### Teks Bacaan
Karena pada kata Nyai Roro Kidul dimaknai perempuan,  wanita, bunda, ibu, atau dalam pertanyaan apa yang Nietzsche maksudkan dengan kebenaran adalah seorang wanita;  Andaikata metafora kebenaran adalah seorang wanita  lalu bagaimana dapat dijelaskan.   Kedua  menyatakan kebenaran adalah lautan. Maka ada dua kata yang bisa dilakukan oleh Trans Substansi pada makna Nyai Roro Kidul atau Laut Selatan atau Parangtritis yakni [a] kebenaran itu adalah wanita; dan [b] kebenaran adalah lautan. Bagimana upaya mencari kebenaran itu sama dengan {wanita, dan lautan}.

Maka cara memahaminya tidak bisa dipahami dibaca dengan cara kasar, dan gegabah; ia membutuhkan rasa subtil, kematangan batin, dan celah rasa paling dalam. Jika tidak memiliki kompetensi semacam itu mungkin sangat sulit memahami hasil riset ini. Diperlukan gigi yang  kokoh, dan perut yang kuat untuk bisa mengunyah materi bahan tulisan ini agar bisa dibatinkan dan dipahami.

Dengan memahami kerangka pemikiran Friedrich Wilhelm Nietzsche tentang kebenaran adalah wanita atau disejajarkan pada symbol Nyai  Roro Kidul, sesungguhnya hasil riset saya bisa menemukan bentuk pemahaman baru tentang arti kebenaran, moral, dogma, dan cita-cita hakekat kehidupan dalam Jawa Kuna atau Indonesia Lama. Metafora dan Symbol  Nyai  Roro Kidul adalah  "wanita abadi" serta pendiri psikologi yang  menjadi ratu ilmu umat manusia.

### Bahan Terkumpul
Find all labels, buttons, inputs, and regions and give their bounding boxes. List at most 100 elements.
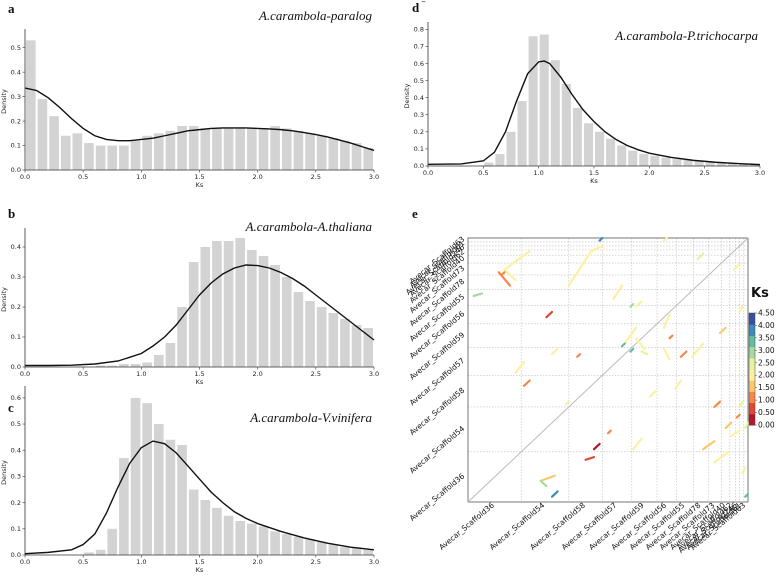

### Yang Harus Dikerjakan
a: Dalam tulisan tentang Nyai Roro Kidul, apa dua makna kebenaran yang disebutkan?
b: Teruskan tulisan tentang Nyai Roro Kidul mulai setelah kalimat terakhirnya.

### Hasil Latihan
a: Kebenaran itu adalah wanita, dan kebenaran adalah lautan.

b:
 Kebijaksanaan  perempuan,   misteri dan sifat dasar dari setiap kebenaran.  Berbicara tentang sifat perempuan, perempuan itu sendiri atau perempuan abadi, dan kesalahan menentukan kebenaran karena selalu di sinonim untuk kognisi makhluk. Alasan  permusuhan perempuan terhadap kebenaran terletak  pada rasa malu perempuan.  Dan rahasia  kebenaran wanita adalah kenyataan   tidak ada kebenaran, tidak ada dasar bagi jurang wujud makhluk yang ingin dicapai oleh ilmuwan dengan dipandu oleh "garis   kabel kausalitas".

Trans Substansi pada makna Nyai Roro Kidul atau Laut Selatan atau Parangtritis yakni [a] kebenaran itu disimbolkan sebagai wanita. Bagimana hal ini mampu dijelaskan.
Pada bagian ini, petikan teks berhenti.